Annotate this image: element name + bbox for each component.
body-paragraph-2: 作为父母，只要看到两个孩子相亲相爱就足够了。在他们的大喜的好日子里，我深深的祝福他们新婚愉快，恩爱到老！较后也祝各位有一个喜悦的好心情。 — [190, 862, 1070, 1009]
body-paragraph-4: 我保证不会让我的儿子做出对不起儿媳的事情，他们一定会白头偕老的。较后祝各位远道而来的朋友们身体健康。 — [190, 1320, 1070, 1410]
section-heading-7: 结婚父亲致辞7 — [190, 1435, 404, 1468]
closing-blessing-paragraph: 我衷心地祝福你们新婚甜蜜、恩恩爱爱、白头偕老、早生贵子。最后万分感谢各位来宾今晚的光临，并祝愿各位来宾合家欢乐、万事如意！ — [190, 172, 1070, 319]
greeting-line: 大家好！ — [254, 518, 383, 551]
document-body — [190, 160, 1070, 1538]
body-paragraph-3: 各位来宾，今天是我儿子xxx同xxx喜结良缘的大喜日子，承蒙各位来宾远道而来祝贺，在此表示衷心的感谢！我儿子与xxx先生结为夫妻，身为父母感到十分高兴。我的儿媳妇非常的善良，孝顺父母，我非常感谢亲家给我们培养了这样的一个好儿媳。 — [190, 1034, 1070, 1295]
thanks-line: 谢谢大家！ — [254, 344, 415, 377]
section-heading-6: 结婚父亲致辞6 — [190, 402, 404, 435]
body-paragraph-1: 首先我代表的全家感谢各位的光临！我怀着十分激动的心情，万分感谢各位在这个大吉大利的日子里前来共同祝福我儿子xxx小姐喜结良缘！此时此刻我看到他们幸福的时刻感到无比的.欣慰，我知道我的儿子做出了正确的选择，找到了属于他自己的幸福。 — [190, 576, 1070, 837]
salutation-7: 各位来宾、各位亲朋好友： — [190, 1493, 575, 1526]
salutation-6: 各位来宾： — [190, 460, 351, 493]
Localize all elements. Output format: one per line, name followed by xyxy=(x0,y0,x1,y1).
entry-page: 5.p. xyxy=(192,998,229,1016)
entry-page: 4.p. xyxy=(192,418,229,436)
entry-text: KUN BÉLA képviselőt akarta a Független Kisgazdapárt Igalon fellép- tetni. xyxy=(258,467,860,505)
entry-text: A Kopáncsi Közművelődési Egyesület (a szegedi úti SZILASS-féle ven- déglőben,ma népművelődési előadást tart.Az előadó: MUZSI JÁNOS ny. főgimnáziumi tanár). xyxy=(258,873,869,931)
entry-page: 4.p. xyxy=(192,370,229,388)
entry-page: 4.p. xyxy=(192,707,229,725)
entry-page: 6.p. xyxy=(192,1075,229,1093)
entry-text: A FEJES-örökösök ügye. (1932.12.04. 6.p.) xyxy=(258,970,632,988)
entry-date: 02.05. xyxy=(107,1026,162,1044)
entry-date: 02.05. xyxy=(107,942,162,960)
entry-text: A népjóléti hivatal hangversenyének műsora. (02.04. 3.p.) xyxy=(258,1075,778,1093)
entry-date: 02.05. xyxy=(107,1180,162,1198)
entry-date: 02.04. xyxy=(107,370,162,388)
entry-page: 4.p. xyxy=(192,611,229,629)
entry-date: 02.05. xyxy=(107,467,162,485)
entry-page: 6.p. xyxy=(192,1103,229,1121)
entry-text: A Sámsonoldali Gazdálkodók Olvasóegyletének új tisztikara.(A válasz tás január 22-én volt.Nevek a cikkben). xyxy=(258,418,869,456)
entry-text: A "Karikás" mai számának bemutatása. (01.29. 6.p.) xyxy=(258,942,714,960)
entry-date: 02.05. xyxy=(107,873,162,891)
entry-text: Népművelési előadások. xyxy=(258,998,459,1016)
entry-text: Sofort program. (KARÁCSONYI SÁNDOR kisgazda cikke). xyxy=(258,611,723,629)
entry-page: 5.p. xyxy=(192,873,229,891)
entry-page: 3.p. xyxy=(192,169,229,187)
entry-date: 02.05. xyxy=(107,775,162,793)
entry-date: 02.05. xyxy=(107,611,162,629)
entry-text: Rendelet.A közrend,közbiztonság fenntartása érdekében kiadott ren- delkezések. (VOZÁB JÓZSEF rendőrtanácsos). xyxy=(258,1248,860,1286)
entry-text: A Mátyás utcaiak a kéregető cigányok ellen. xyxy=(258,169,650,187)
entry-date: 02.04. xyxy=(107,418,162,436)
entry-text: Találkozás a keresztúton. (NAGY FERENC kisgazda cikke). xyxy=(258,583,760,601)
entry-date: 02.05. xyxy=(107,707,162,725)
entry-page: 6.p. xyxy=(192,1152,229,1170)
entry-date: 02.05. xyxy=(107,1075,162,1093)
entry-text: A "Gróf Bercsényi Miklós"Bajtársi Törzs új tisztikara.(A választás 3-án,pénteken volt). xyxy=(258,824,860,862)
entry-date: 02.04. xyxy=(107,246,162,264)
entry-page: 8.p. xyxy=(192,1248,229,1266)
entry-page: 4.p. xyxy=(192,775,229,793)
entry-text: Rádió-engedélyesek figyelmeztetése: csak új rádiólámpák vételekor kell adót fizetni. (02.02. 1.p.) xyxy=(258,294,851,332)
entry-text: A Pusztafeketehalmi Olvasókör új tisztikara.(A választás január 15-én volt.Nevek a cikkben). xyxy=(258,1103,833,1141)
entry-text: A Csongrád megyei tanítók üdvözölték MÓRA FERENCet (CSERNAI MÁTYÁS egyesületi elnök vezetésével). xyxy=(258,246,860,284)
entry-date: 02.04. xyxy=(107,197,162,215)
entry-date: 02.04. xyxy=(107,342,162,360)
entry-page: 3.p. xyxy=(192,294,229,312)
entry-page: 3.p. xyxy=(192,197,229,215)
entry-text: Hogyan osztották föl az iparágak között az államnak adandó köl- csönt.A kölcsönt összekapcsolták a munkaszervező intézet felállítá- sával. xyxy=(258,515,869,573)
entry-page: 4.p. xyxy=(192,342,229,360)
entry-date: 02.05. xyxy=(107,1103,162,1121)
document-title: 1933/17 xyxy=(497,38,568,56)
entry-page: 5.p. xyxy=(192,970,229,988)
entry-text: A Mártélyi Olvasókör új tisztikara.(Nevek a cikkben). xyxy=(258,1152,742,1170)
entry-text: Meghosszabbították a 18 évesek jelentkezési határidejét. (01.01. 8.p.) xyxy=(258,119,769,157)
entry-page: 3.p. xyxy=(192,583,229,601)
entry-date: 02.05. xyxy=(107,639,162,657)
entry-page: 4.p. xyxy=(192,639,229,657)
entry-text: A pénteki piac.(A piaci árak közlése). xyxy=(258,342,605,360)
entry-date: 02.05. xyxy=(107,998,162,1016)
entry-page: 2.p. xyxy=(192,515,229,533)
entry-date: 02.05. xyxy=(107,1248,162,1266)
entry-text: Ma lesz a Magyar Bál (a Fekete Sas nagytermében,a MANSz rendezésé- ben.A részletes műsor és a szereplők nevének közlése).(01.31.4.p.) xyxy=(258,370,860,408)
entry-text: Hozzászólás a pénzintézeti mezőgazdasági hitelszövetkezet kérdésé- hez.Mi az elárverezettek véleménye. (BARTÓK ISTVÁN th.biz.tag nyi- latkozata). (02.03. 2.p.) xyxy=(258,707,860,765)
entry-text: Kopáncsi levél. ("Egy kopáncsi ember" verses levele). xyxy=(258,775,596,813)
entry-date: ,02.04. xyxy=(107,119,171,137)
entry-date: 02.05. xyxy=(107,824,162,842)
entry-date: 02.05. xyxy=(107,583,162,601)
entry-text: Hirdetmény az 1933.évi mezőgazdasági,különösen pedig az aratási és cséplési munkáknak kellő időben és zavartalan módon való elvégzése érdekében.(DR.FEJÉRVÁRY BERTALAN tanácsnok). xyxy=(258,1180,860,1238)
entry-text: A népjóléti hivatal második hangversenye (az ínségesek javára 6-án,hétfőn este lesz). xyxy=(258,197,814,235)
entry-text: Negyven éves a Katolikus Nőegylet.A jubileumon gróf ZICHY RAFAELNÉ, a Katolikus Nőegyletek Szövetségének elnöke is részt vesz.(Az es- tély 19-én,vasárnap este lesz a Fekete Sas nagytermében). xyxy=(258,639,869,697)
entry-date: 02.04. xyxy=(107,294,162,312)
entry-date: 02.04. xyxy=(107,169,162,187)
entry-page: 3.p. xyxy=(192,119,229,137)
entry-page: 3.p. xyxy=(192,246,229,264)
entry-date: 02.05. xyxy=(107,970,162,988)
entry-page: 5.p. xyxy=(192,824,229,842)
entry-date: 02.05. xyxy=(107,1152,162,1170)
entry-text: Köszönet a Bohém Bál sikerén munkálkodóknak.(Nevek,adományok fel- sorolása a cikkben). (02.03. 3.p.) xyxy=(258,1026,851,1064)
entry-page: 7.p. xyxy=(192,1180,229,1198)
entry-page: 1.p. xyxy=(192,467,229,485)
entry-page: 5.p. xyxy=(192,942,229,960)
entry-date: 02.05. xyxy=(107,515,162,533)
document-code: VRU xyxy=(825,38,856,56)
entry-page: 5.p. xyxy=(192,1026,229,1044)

# # # # # # #

Task prompt:
Copy the lines above word for word, from the start of the records through the line containing "entry-page: 6.p. xyxy=(192,1103,229,1121)".

Response below:
Annotate this image: element name + bbox for each component.
body-paragraph-2: 作为父母，只要看到两个孩子相亲相爱就足够了。在他们的大喜的好日子里，我深深的祝福他们新婚愉快，恩爱到老！较后也祝各位有一个喜悦的好心情。 — [190, 862, 1070, 1009]
body-paragraph-4: 我保证不会让我的儿子做出对不起儿媳的事情，他们一定会白头偕老的。较后祝各位远道而来的朋友们身体健康。 — [190, 1320, 1070, 1410]
section-heading-7: 结婚父亲致辞7 — [190, 1435, 404, 1468]
closing-blessing-paragraph: 我衷心地祝福你们新婚甜蜜、恩恩爱爱、白头偕老、早生贵子。最后万分感谢各位来宾今晚的光临，并祝愿各位来宾合家欢乐、万事如意！ — [190, 172, 1070, 319]
greeting-line: 大家好！ — [254, 518, 383, 551]
document-body — [190, 160, 1070, 1538]
body-paragraph-3: 各位来宾，今天是我儿子xxx同xxx喜结良缘的大喜日子，承蒙各位来宾远道而来祝贺，在此表示衷心的感谢！我儿子与xxx先生结为夫妻，身为父母感到十分高兴。我的儿媳妇非常的善良，孝顺父母，我非常感谢亲家给我们培养了这样的一个好儿媳。 — [190, 1034, 1070, 1295]
thanks-line: 谢谢大家！ — [254, 344, 415, 377]
section-heading-6: 结婚父亲致辞6 — [190, 402, 404, 435]
body-paragraph-1: 首先我代表的全家感谢各位的光临！我怀着十分激动的心情，万分感谢各位在这个大吉大利的日子里前来共同祝福我儿子xxx小姐喜结良缘！此时此刻我看到他们幸福的时刻感到无比的.欣慰，我知道我的儿子做出了正确的选择，找到了属于他自己的幸福。 — [190, 576, 1070, 837]
salutation-7: 各位来宾、各位亲朋好友： — [190, 1493, 575, 1526]
salutation-6: 各位来宾： — [190, 460, 351, 493]
Localize all elements. Output format: one per line, name followed by xyxy=(x0,y0,x1,y1).
entry-page: 5.p. xyxy=(192,998,229,1016)
entry-page: 4.p. xyxy=(192,418,229,436)
entry-text: KUN BÉLA képviselőt akarta a Független Kisgazdapárt Igalon fellép- tetni. xyxy=(258,467,860,505)
entry-text: A Kopáncsi Közművelődési Egyesület (a szegedi úti SZILASS-féle ven- déglőben,ma népművelődési előadást tart.Az előadó: MUZSI JÁNOS ny. főgimnáziumi tanár). xyxy=(258,873,869,931)
entry-page: 4.p. xyxy=(192,370,229,388)
entry-page: 4.p. xyxy=(192,707,229,725)
entry-page: 6.p. xyxy=(192,1075,229,1093)
entry-text: A FEJES-örökösök ügye. (1932.12.04. 6.p.) xyxy=(258,970,632,988)
entry-date: 02.05. xyxy=(107,1026,162,1044)
entry-date: 02.05. xyxy=(107,942,162,960)
entry-text: A népjóléti hivatal hangversenyének műsora. (02.04. 3.p.) xyxy=(258,1075,778,1093)
entry-date: 02.05. xyxy=(107,1180,162,1198)
entry-date: 02.04. xyxy=(107,370,162,388)
entry-page: 4.p. xyxy=(192,611,229,629)
entry-date: 02.05. xyxy=(107,467,162,485)
entry-page: 6.p. xyxy=(192,1103,229,1121)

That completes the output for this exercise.